Como es habitual en las obras narrativas de Saer, no se especifica el lugar concreto donde se ubica la acción, pero, por algunas características, que se repiten de un libro a otro, se sabe que cuando habla de «la ciudad», se refiere a Santa Fe, ciudad a la que Saer y su familia se trasladaron a vivir en 1948, donde estudió y empezó a trabajar como periodista. En El limonero real aparece el «puente colgante» de otras historias, puente cercano a la ciudad, y también aparece el pueblo de Rincón, cercano a Santa Fe.

 

Wenceslao se despierta con el día, saluda a sus perros y sale al patio de su rancho. Me ha llamado la atención cómo el narrador (Saer) le va explicando al lector con qué nombres Wenceslao y su mujer se refieren a las estancias y lugares que constituyen su mundo en la isla, como si, de forma simbólica –el simbolismo es importante en esta obra–, estas dos personas fuesen la pareja inicial del alumbramiento del mundo y tuvieran la tarea fundacional de nombrar a la realidad que les rodea. Algo parecido ocurría en las primeras páginas de Cien años de soledad (1967) de Gabriel García Márquez, autor por el que Saer no sentía mucha simpatía.

En estas primeras descripciones de la isla destaca una construcción lingüística que, de nuevo, se irá repitiendo a lo largo de la novela: «los árboles que nadie plantó», que están ahí desde que llegaran las personas, y que seguirán allí cuando éstas desaparezcan. Estos árboles suelen ser de una especia llamada «paraíso», y seguimos con la carga simbólica de la narración. Sin embargo, el árbol que destaca en la isla, por encima de los demás, serán el limonero real, que se evoca en el libro, y que en el texto aparece por primera vez en la página 36: «El limonero real está siempre lleno de azahares abiertos y blancos, de botones rojizos y apretados, de limones maduros y amarillos y de otros que todavía no han madurado o que apenas sí han comenzado a formarse. Desde que lo recuerda, Wenceslao lo ha visto siempre igual, pleno en todo momento, con ese resplandor blanco nimbándolo, el punto más alto de su ciclo en los grandes limones amarillos, los botones tensos y apretados a punto de reventar los limoncitos verdes confundiéndose entre las grandes hojas, oscuras en el anverso y de un verde más claro en el reverso.»

### [Qué se pide]
**a)** ¿Concuerdan con el fragmento sobre El limonero real estas afirmaciones? (i) Saer y su familia se mudaron a Santa Fe en 1948. (ii) Saer sentía gran simpatía por Gabriel García Márquez. (iii) El limonero real aparece por primera vez en la página 36. Responde sí o no a cada una y cita las palabras del fragmento que lo deciden.
**b)** ¿Cómo seguiría el fragmento sobre El limonero real? Prolóngalo a partir de su última oración.
Las entradas que vienen a continuación no guardan relación con el fragmento sobre El limonero real.

### [Datos extraídos]
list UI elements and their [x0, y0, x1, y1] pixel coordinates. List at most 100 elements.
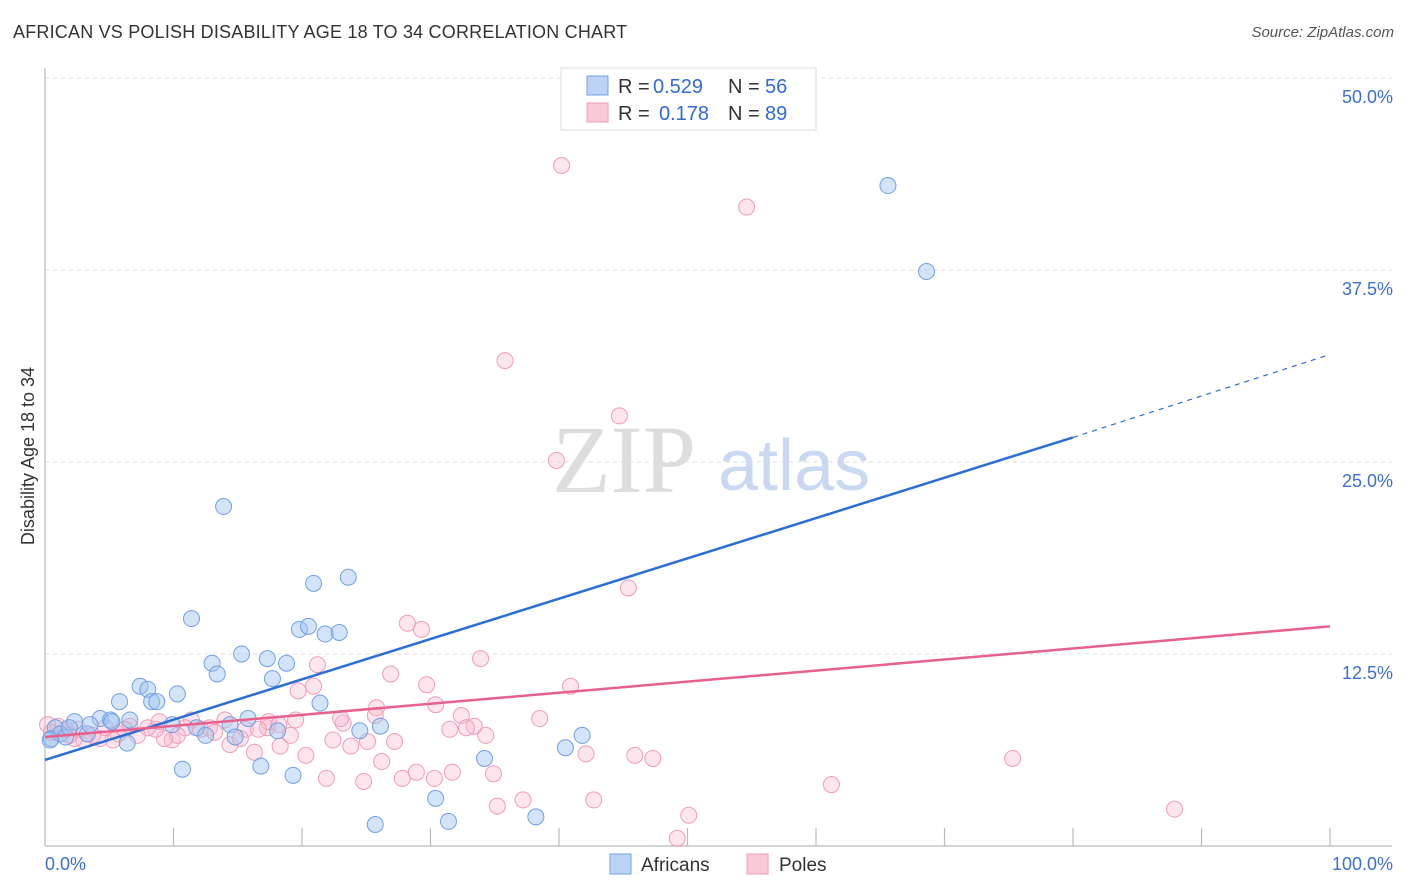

* * *

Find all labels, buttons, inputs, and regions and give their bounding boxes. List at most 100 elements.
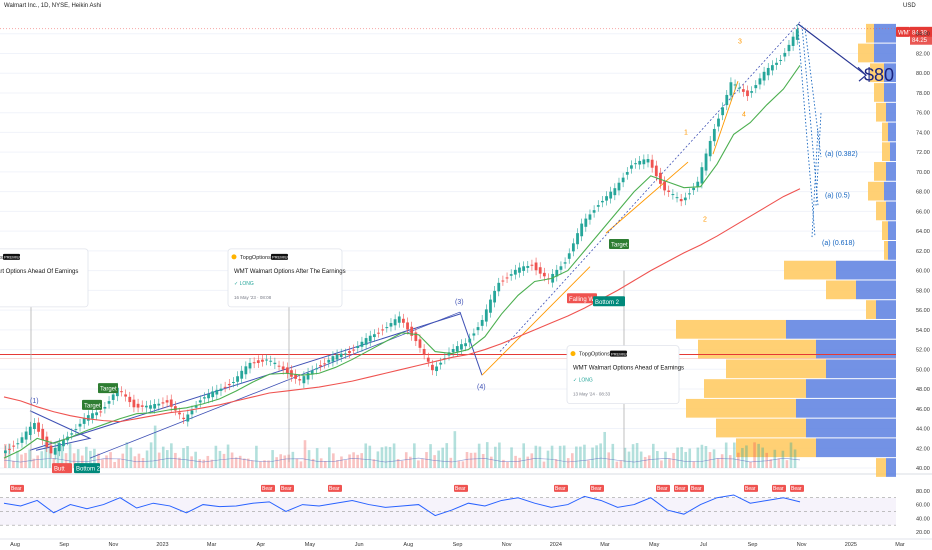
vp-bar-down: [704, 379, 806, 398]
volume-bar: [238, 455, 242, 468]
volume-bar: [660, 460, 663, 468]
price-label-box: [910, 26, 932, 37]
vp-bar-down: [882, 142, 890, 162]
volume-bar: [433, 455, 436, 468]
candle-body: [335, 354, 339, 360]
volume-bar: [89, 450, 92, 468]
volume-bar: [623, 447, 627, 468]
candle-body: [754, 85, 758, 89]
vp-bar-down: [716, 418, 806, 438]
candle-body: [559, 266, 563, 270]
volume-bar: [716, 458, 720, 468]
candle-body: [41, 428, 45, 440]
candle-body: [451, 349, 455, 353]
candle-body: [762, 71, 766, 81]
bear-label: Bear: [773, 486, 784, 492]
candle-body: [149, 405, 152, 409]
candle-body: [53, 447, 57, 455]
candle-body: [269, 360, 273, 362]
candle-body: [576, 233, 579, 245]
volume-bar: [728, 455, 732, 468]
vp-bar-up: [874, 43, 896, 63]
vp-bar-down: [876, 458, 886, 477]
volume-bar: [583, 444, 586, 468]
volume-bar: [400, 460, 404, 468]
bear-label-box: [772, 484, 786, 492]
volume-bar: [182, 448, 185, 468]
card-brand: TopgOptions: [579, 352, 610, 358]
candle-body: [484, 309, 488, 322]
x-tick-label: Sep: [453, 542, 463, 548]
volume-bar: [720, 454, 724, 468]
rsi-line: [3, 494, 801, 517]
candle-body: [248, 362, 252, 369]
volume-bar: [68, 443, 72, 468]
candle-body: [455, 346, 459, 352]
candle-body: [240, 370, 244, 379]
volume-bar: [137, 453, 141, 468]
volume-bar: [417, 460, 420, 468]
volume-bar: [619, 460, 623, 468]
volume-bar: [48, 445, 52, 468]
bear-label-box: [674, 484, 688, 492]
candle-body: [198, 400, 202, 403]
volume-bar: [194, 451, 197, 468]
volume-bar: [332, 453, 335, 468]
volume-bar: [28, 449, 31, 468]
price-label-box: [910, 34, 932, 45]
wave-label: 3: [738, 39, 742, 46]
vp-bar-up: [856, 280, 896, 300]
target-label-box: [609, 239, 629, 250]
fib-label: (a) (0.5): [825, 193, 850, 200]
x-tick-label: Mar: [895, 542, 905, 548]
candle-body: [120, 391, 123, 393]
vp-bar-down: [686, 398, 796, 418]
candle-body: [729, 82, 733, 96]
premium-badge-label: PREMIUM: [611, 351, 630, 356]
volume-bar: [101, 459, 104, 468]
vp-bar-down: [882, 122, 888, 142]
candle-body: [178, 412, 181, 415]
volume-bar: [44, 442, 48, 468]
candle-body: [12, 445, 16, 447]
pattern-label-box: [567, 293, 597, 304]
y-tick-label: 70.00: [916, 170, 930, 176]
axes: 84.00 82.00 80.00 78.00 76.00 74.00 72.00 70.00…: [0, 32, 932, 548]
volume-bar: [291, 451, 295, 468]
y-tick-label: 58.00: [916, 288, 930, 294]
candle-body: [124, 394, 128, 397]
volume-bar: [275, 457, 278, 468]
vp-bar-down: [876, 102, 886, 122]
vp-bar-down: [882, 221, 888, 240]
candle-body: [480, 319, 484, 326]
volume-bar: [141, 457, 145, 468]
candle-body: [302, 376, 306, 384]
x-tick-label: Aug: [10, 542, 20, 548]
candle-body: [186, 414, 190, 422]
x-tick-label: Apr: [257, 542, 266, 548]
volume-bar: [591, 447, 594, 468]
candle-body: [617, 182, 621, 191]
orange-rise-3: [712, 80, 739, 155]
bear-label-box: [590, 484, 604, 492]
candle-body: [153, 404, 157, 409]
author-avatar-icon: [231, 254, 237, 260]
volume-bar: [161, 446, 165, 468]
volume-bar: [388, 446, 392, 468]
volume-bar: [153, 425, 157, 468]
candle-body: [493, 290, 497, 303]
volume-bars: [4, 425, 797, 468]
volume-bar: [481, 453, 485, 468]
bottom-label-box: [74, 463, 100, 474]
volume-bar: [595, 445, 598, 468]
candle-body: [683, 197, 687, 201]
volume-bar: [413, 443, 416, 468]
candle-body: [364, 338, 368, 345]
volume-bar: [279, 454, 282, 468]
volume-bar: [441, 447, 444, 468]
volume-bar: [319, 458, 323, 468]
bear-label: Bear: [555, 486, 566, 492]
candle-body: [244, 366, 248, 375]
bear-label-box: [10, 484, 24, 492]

### [Respuestas por tarea]
**a)**
(i) Sí: «ciudad a la que Saer y su familia se trasladaron a vivir en 1948».
(ii) No: «autor por el que Saer no sentía mucha simpatía».
(iii) Sí: «en el texto aparece por primera vez en la página 36».

**b)**
 

Como he dicho, la acción de la novela transcurre en un día, en un caluroso fin de año, pero –usando el recurso de la analepsis– también se narran hechos del pasado, importantes sobre todo para Wenceslao, como el del día que fue a conocer la isla en la que vive, con su padre, siendo él un niño. O un viaje que hizo a la ciudad, junto a su cuñado Rogelio (otro de los personajes principales del libro) para vender sandias, en un carro con un caballo con una pata dañada; una historia que el lector sabrá que se contará –otra vez– durante la comilona en la casa de los cuñados de Wenceslao.

 

La expresión «Amanece. / Y ya está con los ojos abiertos.» se irá repitiendo a lo largo de la novela, y Saer, como narrador, jugará con el tiempo de su historia. En más de una ocasión, va a hacer un compendio de lo que ha contado hasta ahora, sobre el día de la novela, y contará en esta nueva ocasión un detalle que no ha sido narrado previamente. Podría mostrar la realidad desde distintas perspectivas, parece decirnos Saer, y sería la misma, pero no las sensaciones que tendría el lector sobre ellas. Además, como ocurre en otras narraciones del autor, la comida y la cena serán narradas desde distintos puntos de vista, fijándose el narrador en la mirada sobre lo que rodea a cada personaje.

Además, no solo cambiará el punto de vista sobre lo narrado, sino que también lo hará el propio estilo narrativo. En un momento dado, Wenceslao hablará con su voz narrativa, cometiendo algunos errores sintácticos propios de alguien de escasa formación, e introduciendo en su discurso casi elementos fantásticos, en unas páginas en las que el lector entiende que Wenceslao está describiendo un sueño. En otra ocasión se usa una narración que imita el tono de una fábula infantil para hablar del pasado de Wenceslao y sus dos cuñados.

En otro momento, el lector descubrirá que los acontecimientos que había tomado como ordenados cronológicamente no han ocurrido así, y que esa percepción se ha debido a un nuevo truco narrativo de Saer.

 

Hacia la mitad del libro, los personajes visitas un almacén en el que sirven bebidas, y los clientes estarán hablando de las grandes inundaciones y sequias que han castigado a la región. De estos hechos, Saer ha hablando otras veces; en sus relatos, más que en sus novelas.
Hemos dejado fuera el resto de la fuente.